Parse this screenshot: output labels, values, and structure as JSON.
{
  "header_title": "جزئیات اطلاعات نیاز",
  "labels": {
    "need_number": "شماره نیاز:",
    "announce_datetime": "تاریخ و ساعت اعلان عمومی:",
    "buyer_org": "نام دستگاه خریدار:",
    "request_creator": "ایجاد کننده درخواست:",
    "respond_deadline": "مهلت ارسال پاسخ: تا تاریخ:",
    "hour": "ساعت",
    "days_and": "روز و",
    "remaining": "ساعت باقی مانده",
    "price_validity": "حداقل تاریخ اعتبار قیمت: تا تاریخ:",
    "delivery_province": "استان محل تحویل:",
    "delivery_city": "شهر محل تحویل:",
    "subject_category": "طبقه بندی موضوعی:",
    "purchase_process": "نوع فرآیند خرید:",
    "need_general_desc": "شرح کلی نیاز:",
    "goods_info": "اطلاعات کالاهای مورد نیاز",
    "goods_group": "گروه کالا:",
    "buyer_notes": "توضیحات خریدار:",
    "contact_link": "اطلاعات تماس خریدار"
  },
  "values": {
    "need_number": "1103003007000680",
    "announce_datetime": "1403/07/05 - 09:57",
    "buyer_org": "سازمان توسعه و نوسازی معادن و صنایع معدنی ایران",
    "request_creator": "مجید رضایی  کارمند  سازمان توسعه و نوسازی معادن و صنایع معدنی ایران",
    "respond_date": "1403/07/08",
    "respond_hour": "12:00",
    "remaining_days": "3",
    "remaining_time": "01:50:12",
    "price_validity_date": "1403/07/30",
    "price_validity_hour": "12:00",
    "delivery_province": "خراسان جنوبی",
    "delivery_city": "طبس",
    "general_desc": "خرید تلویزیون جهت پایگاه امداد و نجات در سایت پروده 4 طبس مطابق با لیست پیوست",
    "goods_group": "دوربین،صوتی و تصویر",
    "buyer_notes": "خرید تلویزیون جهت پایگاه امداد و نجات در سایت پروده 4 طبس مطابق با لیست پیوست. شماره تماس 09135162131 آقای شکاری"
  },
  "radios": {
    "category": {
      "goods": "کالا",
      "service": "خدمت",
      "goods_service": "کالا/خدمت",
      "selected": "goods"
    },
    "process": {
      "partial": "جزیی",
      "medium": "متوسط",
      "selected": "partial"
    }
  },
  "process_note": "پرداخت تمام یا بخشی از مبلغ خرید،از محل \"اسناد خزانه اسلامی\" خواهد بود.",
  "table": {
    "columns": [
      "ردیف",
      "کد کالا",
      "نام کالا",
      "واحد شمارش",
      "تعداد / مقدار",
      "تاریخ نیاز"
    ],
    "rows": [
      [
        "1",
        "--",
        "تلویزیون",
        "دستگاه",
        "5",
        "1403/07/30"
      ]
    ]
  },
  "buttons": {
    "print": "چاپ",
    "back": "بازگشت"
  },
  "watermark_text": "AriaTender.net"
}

- **REQUIREMENT**: Reproduce the records above exactly as they appear.

- **WRITTEN RESPONSE**:
Parse this screenshot: output labels, values, and structure as JSON.
{
  "header_title": "جزئیات اطلاعات نیاز",
  "labels": {
    "need_number": "شماره نیاز:",
    "announce_datetime": "تاریخ و ساعت اعلان عمومی:",
    "buyer_org": "نام دستگاه خریدار:",
    "request_creator": "ایجاد کننده درخواست:",
    "respond_deadline": "مهلت ارسال پاسخ: تا تاریخ:",
    "hour": "ساعت",
    "days_and": "روز و",
    "remaining": "ساعت باقی مانده",
    "price_validity": "حداقل تاریخ اعتبار قیمت: تا تاریخ:",
    "delivery_province": "استان محل تحویل:",
    "delivery_city": "شهر محل تحویل:",
    "subject_category": "طبقه بندی موضوعی:",
    "purchase_process": "نوع فرآیند خرید:",
    "need_general_desc": "شرح کلی نیاز:",
    "goods_info": "اطلاعات کالاهای مورد نیاز",
    "goods_group": "گروه کالا:",
    "buyer_notes": "توضیحات خریدار:",
    "contact_link": "اطلاعات تماس خریدار"
  },
  "values": {
    "need_number": "1103003007000680",
    "announce_datetime": "1403/07/05 - 09:57",
    "buyer_org": "سازمان توسعه و نوسازی معادن و صنایع معدنی ایران",
    "request_creator": "مجید رضایی  کارمند  سازمان توسعه و نوسازی معادن و صنایع معدنی ایران",
    "respond_date": "1403/07/08",
    "respond_hour": "12:00",
    "remaining_days": "3",
    "remaining_time": "01:50:12",
    "price_validity_date": "1403/07/30",
    "price_validity_hour": "12:00",
    "delivery_province": "خراسان جنوبی",
    "delivery_city": "طبس",
    "general_desc": "خرید تلویزیون جهت پایگاه امداد و نجات در سایت پروده 4 طبس مطابق با لیست پیوست",
    "goods_group": "دوربین،صوتی و تصویر",
    "buyer_notes": "خرید تلویزیون جهت پایگاه امداد و نجات در سایت پروده 4 طبس مطابق با لیست پیوست. شماره تماس 09135162131 آقای شکاری"
  },
  "radios": {
    "category": {
      "goods": "کالا",
      "service": "خدمت",
      "goods_service": "کالا/خدمت",
      "selected": "goods"
    },
    "process": {
      "partial": "جزیی",
      "medium": "متوسط",
      "selected": "partial"
    }
  },
  "process_note": "پرداخت تمام یا بخشی از مبلغ خرید،از محل \"اسناد خزانه اسلامی\" خواهد بود.",
  "table": {
    "columns": [
      "ردیف",
      "کد کالا",
      "نام کالا",
      "واحد شمارش",
      "تعداد / مقدار",
      "تاریخ نیاز"
    ],
    "rows": [
      [
        "1",
        "--",
        "تلویزیون",
        "دستگاه",
        "5",
        "1403/07/30"
      ]
    ]
  },
  "buttons": {
    "print": "چاپ",
    "back": "بازگشت"
  },
  "watermark_text": "AriaTender.net"
}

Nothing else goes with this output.